**WRITTEN TASK:**
Scan the data below for the string "only". Show every line where it turns up.

____________

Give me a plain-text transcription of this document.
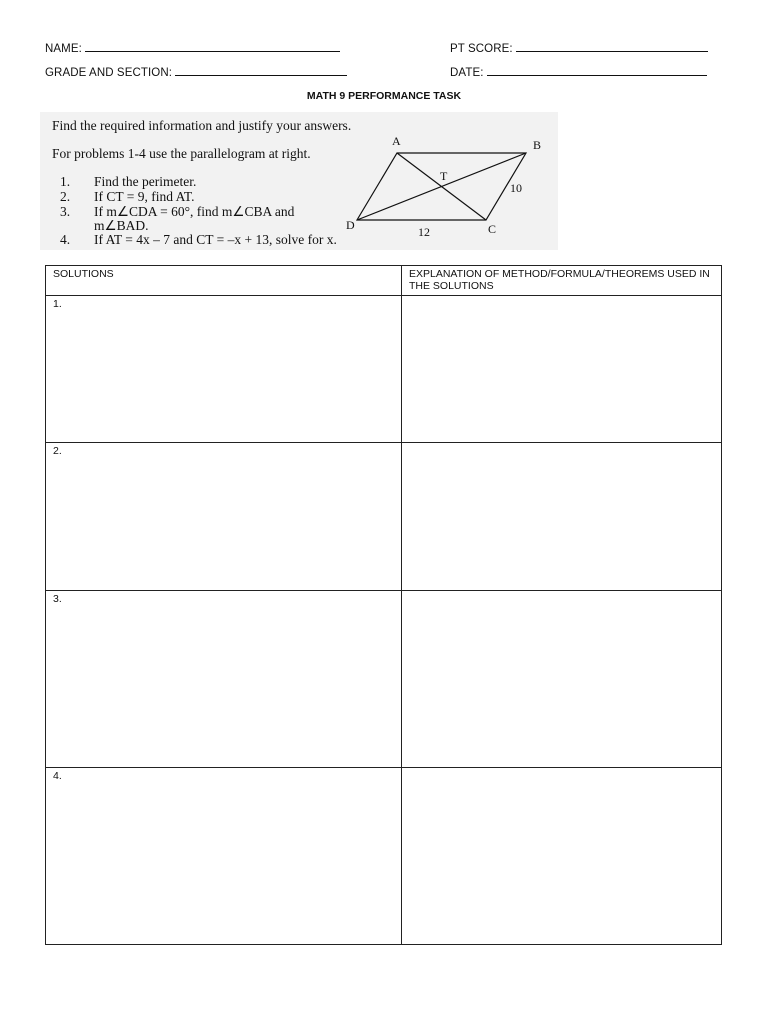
NAME:	PT SCORE:
GRADE AND SECTION:	DATE:
MATH 9 PERFORMANCE TASK
Find the required information and justify your answers.
For problems 1-4 use the parallelogram at right.
1.	Find the perimeter.
2.	If CT = 9, find AT.
3.	If m∠CDA = 60°, find m∠CBA and
m∠BAD.
4.	If AT = 4x – 7 and CT = –x + 13, solve for x.
A	B
C
D
T
10
12
SOLUTIONS	EXPLANATION OF METHOD/FORMULA/THEOREMS USED IN THE SOLUTIONS
1.	
2.	
3.	
4.	
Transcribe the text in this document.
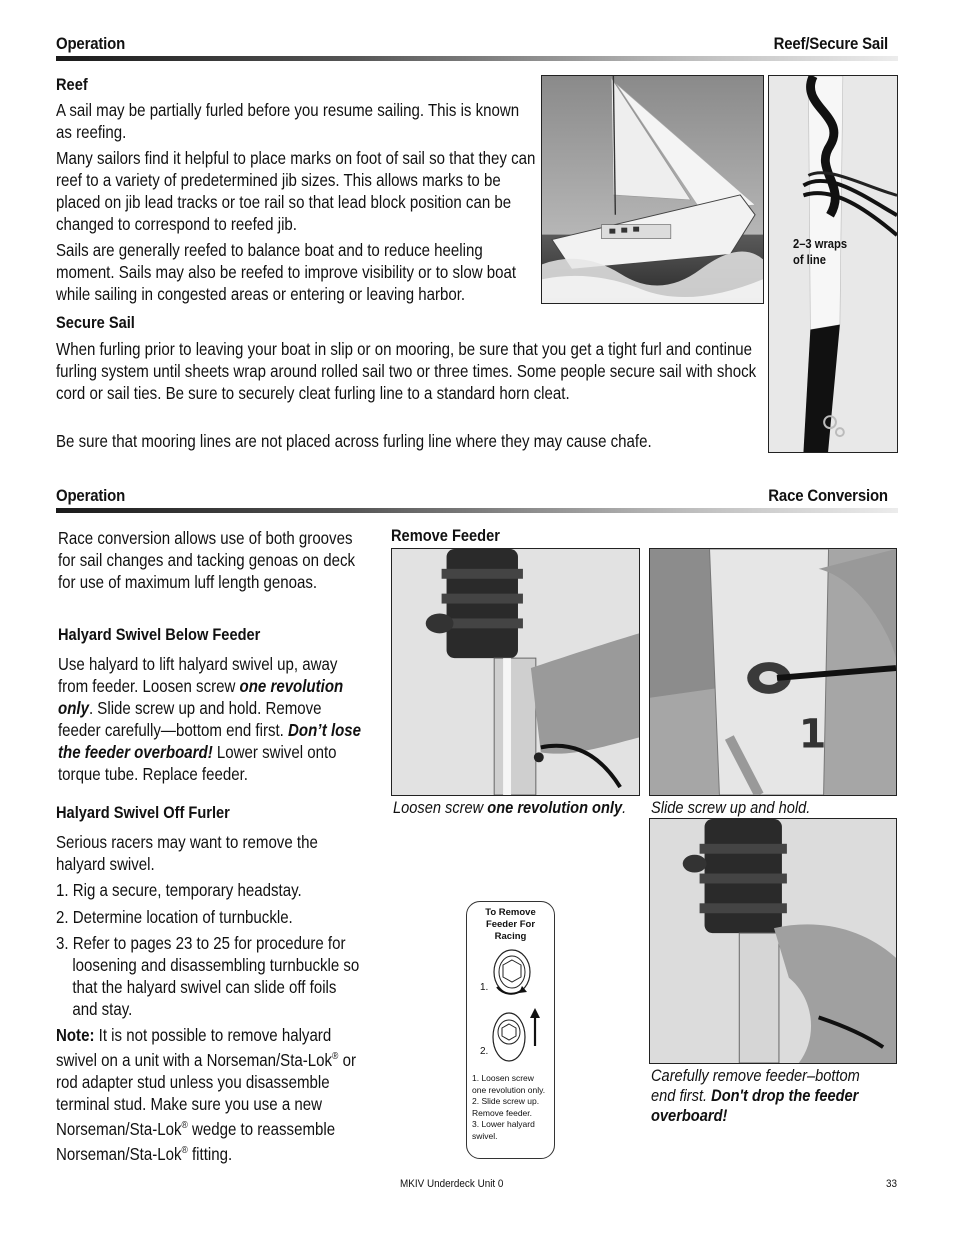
Operation	Reef/Secure Sail
Reef
A sail may be partially furled before you resume sailing. This is known as reefing.
Many sailors find it helpful to place marks on foot of sail so that they can reef to a variety of predetermined jib sizes. This allows marks to be placed on jib lead tracks or toe rail so that lead block position can be changed to correspond to reefed jib.
Sails are generally reefed to balance boat and to reduce heeling moment. Sails may also be reefed to improve visibility or to slow boat while sailing in congested areas or entering or leaving harbor.
2–3 wraps
of line
Secure Sail
When furling prior to leaving your boat in slip or on mooring, be sure that you get a tight furl and continue furling system until sheets wrap around rolled sail two or three times. Some people secure sail with shock cord or sail ties. Be sure to securely cleat furling line to a standard horn cleat.
Be sure that mooring lines are not placed across furling line where they may cause chafe.
Operation	Race Conversion
Race conversion allows use of both grooves for sail changes and tacking genoas on deck for use of maximum luff length genoas.
Halyard Swivel Below Feeder
Use halyard to lift halyard swivel up, away from feeder. Loosen screw one revolution only. Slide screw up and hold. Remove feeder carefully—bottom end first. Don’t lose the feeder overboard! Lower swivel onto torque tube. Replace feeder.
Halyard Swivel Off Furler
Serious racers may want to remove the halyard swivel.
1. Rig a secure, temporary headstay.
2. Determine location of turnbuckle.
3. Refer to pages 23 to 25 for procedure for loosening and disassembling turnbuckle so that the halyard swivel can slide off foils and stay.
Note: It is not possible to remove halyard swivel on a unit with a Norseman/Sta-Lok® or rod adapter stud unless you disassemble terminal stud. Make sure you use a new Norseman/Sta-Lok® wedge to reassemble Norseman/Sta-Lok® fitting.
Remove Feeder
1
Loosen screw one revolution only.	Slide screw up and hold.
Carefully remove feeder–bottom end first. Don't drop the feeder overboard!
To Remove
Feeder For
Racing
1.
2.
1. Loosen screw
one revolution only.
2. Slide screw up.
Remove feeder.
3. Lower halyard
swivel.
MKIV Underdeck Unit 0	33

____________

**RESULT BELOW:**
Use halyard to lift halyard swivel up, away from feeder. Loosen screw one revolution only. Slide screw up and hold. Remove feeder carefully—bottom end first. Don’t lose the feeder overboard! Lower swivel onto torque tube. Replace feeder.
Loosen screw one revolution only.	Slide screw up and hold.
one revolution only.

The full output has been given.